AIM OF THE TASK: Look through the data and write out every line with the word "precip" in it.

━━━ RECORD SET ━━━

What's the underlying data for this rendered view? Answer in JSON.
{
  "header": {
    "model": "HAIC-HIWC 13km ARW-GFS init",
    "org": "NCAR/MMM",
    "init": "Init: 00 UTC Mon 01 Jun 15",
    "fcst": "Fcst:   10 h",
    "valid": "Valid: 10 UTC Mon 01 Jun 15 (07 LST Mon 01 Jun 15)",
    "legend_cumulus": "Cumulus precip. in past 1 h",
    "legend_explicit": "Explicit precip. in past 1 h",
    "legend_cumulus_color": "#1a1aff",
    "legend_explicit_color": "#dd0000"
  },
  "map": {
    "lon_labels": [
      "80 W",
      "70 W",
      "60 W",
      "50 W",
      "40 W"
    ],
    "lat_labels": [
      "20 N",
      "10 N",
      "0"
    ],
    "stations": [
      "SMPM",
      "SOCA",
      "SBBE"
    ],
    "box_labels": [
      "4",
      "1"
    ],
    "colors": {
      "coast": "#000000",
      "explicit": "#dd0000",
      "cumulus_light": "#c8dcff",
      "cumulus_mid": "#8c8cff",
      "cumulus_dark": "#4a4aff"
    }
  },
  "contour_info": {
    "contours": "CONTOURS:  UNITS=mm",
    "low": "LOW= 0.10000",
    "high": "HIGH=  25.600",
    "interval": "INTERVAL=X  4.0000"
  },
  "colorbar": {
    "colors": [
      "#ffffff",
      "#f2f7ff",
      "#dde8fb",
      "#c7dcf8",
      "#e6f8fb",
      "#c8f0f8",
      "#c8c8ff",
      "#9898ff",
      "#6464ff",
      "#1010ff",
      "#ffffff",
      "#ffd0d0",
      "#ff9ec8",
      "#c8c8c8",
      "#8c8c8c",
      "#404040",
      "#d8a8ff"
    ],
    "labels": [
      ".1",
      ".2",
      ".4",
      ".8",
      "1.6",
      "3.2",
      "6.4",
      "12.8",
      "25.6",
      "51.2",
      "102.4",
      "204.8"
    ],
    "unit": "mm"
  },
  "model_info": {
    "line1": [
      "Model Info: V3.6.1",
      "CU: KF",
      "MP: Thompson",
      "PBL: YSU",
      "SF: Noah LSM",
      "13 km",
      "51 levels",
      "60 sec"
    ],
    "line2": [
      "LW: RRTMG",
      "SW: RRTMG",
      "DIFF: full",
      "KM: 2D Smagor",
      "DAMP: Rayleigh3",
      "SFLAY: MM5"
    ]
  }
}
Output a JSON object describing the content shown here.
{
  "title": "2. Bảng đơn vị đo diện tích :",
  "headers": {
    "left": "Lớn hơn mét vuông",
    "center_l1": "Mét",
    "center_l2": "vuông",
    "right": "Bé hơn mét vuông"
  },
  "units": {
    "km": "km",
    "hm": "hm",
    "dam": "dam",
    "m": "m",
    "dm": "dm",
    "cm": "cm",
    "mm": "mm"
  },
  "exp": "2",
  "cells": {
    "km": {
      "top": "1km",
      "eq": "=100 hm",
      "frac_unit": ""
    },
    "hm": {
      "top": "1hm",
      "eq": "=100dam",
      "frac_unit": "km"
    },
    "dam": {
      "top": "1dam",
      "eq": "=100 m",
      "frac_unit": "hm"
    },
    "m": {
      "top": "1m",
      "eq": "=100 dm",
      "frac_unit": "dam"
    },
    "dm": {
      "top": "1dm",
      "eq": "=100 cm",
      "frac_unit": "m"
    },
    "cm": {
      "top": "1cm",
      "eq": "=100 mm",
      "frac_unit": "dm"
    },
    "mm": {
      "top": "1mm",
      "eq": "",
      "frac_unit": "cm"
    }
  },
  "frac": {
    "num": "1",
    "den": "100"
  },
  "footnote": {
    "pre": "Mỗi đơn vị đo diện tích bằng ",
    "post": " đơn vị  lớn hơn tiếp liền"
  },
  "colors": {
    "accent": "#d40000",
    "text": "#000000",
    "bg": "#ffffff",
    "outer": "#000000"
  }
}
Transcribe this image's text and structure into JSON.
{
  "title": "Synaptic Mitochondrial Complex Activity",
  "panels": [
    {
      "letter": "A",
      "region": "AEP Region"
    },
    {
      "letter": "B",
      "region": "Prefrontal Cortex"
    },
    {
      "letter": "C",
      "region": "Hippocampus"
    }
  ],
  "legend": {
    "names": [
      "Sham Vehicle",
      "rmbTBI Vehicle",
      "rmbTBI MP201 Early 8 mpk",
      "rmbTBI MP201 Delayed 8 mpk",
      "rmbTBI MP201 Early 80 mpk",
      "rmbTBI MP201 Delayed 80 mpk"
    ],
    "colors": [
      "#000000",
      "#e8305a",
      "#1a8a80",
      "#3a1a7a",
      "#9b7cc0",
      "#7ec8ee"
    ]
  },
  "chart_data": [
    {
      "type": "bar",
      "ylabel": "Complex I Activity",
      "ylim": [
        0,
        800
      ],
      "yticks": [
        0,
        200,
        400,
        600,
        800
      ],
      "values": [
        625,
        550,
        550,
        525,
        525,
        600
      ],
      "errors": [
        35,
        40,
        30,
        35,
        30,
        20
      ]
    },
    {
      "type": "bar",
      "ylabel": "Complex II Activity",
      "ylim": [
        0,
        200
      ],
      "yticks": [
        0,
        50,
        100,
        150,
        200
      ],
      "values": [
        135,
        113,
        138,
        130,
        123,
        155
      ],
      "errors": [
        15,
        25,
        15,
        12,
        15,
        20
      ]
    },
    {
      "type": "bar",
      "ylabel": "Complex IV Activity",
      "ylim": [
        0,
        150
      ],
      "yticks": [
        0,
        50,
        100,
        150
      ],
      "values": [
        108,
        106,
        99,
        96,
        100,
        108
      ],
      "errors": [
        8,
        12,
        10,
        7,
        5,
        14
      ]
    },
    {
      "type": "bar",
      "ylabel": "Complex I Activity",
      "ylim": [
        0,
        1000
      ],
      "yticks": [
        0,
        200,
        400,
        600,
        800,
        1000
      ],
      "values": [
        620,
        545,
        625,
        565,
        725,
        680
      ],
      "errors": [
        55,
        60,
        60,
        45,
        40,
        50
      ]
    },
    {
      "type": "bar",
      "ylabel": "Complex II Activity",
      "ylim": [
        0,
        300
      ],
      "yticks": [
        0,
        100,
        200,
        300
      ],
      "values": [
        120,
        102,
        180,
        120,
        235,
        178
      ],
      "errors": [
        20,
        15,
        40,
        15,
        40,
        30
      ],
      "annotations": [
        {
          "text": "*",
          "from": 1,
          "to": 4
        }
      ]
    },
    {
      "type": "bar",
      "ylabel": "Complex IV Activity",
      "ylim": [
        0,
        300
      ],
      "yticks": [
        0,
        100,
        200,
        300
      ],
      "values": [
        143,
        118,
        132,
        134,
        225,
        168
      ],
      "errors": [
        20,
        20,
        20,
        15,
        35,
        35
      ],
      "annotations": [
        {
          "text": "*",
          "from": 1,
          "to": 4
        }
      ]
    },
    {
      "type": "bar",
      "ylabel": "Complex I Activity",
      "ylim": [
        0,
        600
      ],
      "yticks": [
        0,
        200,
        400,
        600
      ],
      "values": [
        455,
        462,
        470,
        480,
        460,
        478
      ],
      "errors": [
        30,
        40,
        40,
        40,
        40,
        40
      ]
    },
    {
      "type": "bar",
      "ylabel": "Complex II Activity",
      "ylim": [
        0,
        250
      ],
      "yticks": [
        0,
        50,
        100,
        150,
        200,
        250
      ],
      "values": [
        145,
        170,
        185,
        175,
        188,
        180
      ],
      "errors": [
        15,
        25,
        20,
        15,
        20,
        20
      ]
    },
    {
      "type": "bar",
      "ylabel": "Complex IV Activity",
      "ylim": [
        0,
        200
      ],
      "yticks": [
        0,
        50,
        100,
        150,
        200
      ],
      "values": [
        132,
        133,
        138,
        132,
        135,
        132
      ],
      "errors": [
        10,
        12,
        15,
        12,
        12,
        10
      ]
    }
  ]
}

━━━

ANSWER:
    "legend_cumulus": "Cumulus precip. in past 1 h",
    "legend_explicit": "Explicit precip. in past 1 h",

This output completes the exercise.